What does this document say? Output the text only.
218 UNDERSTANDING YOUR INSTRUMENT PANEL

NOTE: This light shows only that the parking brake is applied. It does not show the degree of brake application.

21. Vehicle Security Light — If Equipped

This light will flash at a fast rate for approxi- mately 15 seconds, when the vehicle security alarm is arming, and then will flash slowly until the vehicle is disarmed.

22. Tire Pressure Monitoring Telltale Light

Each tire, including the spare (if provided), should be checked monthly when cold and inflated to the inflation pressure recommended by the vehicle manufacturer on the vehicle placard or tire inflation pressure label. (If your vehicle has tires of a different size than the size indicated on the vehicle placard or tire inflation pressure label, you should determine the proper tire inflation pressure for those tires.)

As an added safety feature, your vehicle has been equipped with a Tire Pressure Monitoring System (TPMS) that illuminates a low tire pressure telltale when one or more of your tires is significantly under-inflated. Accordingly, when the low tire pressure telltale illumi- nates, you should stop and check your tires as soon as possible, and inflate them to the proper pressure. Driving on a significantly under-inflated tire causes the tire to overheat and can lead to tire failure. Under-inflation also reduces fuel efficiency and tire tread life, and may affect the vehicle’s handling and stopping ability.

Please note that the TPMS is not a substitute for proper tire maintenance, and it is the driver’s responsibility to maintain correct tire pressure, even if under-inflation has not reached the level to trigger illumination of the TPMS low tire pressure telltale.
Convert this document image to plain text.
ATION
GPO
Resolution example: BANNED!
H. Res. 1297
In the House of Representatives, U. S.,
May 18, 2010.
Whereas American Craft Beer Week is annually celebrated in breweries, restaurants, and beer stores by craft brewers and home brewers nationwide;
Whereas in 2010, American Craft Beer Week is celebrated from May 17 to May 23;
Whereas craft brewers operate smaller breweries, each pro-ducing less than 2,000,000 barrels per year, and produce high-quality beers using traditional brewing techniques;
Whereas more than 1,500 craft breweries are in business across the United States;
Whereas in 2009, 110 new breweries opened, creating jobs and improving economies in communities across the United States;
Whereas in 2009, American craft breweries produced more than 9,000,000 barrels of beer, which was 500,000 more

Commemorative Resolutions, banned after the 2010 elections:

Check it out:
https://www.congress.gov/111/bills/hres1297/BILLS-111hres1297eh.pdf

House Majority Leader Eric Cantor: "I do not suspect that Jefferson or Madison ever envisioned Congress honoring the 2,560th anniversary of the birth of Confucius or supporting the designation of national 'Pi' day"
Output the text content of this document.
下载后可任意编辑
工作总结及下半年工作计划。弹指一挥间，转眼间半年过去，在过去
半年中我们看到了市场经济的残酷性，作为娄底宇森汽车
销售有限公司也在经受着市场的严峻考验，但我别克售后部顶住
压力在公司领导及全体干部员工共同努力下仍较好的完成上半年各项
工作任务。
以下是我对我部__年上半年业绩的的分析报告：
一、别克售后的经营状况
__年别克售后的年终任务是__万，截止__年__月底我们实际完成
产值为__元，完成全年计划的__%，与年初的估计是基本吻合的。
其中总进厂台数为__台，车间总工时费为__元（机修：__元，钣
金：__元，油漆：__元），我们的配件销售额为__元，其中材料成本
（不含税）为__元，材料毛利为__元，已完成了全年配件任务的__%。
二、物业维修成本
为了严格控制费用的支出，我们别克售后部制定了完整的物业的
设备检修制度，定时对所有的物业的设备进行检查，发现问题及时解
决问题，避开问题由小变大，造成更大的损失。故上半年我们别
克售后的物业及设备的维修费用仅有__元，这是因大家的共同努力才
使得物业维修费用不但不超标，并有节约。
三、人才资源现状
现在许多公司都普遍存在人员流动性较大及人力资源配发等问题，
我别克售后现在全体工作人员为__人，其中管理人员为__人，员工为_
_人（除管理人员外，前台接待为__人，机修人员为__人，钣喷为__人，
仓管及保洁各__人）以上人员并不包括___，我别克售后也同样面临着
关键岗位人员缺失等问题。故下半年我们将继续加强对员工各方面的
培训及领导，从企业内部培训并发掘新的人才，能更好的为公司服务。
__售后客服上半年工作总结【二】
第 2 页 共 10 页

____________

◆ **STATED GOAL**
The listing above must be transcribed exactly, line by line.

◆ **RESULT OF THE TASK**
What does this document say? Output the text only.
218 UNDERSTANDING YOUR INSTRUMENT PANEL

NOTE: This light shows only that the parking brake is applied. It does not show the degree of brake application.

21. Vehicle Security Light — If Equipped

This light will flash at a fast rate for approxi- mately 15 seconds, when the vehicle security alarm is arming, and then will flash slowly until the vehicle is disarmed.

22. Tire Pressure Monitoring Telltale Light

Each tire, including the spare (if provided), should be checked monthly when cold and inflated to the inflation pressure recommended by the vehicle manufacturer on the vehicle placard or tire inflation pressure label. (If your vehicle has tires of a different size than the size indicated on the vehicle placard or tire inflation pressure label, you should determine the proper tire inflation pressure for those tires.)

As an added safety feature, your vehicle has been equipped with a Tire Pressure Monitoring System (TPMS) that illuminates a low tire pressure telltale when one or more of your tires is significantly under-inflated. Accordingly, when the low tire pressure telltale illumi- nates, you should stop and check your tires as soon as possible, and inflate them to the proper pressure. Driving on a significantly under-inflated tire causes the tire to overheat and can lead to tire failure. Under-inflation also reduces fuel efficiency and tire tread life, and may affect the vehicle’s handling and stopping ability.

Please note that the TPMS is not a substitute for proper tire maintenance, and it is the driver’s responsibility to maintain correct tire pressure, even if under-inflation has not reached the level to trigger illumination of the TPMS low tire pressure telltale.
Convert this document image to plain text.
ATION
GPO
Resolution example: BANNED!
H. Res. 1297
In the House of Representatives, U. S.,
May 18, 2010.
Whereas American Craft Beer Week is annually celebrated in breweries, restaurants, and beer stores by craft brewers and home brewers nationwide;
Whereas in 2010, American Craft Beer Week is celebrated from May 17 to May 23;
Whereas craft brewers operate smaller breweries, each pro-ducing less than 2,000,000 barrels per year, and produce high-quality beers using traditional brewing techniques;
Whereas more than 1,500 craft breweries are in business across the United States;
Whereas in 2009, 110 new breweries opened, creating jobs and improving economies in communities across the United States;
Whereas in 2009, American craft breweries produced more than 9,000,000 barrels of beer, which was 500,000 more

Commemorative Resolutions, banned after the 2010 elections:

Check it out:
https://www.congress.gov/111/bills/hres1297/BILLS-111hres1297eh.pdf

House Majority Leader Eric Cantor: "I do not suspect that Jefferson or Madison ever envisioned Congress honoring the 2,560th anniversary of the birth of Confucius or supporting the designation of national 'Pi' day"
Output the text content of this document.
下载后可任意编辑
工作总结及下半年工作计划。弹指一挥间，转眼间半年过去，在过去
半年中我们看到了市场经济的残酷性，作为娄底宇森汽车
销售有限公司也在经受着市场的严峻考验，但我别克售后部顶住
压力在公司领导及全体干部员工共同努力下仍较好的完成上半年各项
工作任务。
以下是我对我部__年上半年业绩的的分析报告：
一、别克售后的经营状况
__年别克售后的年终任务是__万，截止__年__月底我们实际完成
产值为__元，完成全年计划的__%，与年初的估计是基本吻合的。
其中总进厂台数为__台，车间总工时费为__元（机修：__元，钣
金：__元，油漆：__元），我们的配件销售额为__元，其中材料成本
（不含税）为__元，材料毛利为__元，已完成了全年配件任务的__%。
二、物业维修成本
为了严格控制费用的支出，我们别克售后部制定了完整的物业的
设备检修制度，定时对所有的物业的设备进行检查，发现问题及时解
决问题，避开问题由小变大，造成更大的损失。故上半年我们别
克售后的物业及设备的维修费用仅有__元，这是因大家的共同努力才
使得物业维修费用不但不超标，并有节约。
三、人才资源现状
现在许多公司都普遍存在人员流动性较大及人力资源配发等问题，
我别克售后现在全体工作人员为__人，其中管理人员为__人，员工为_
_人（除管理人员外，前台接待为__人，机修人员为__人，钣喷为__人，
仓管及保洁各__人）以上人员并不包括___，我别克售后也同样面临着
关键岗位人员缺失等问题。故下半年我们将继续加强对员工各方面的
培训及领导，从企业内部培训并发掘新的人才，能更好的为公司服务。
__售后客服上半年工作总结【二】
第 2 页 共 10 页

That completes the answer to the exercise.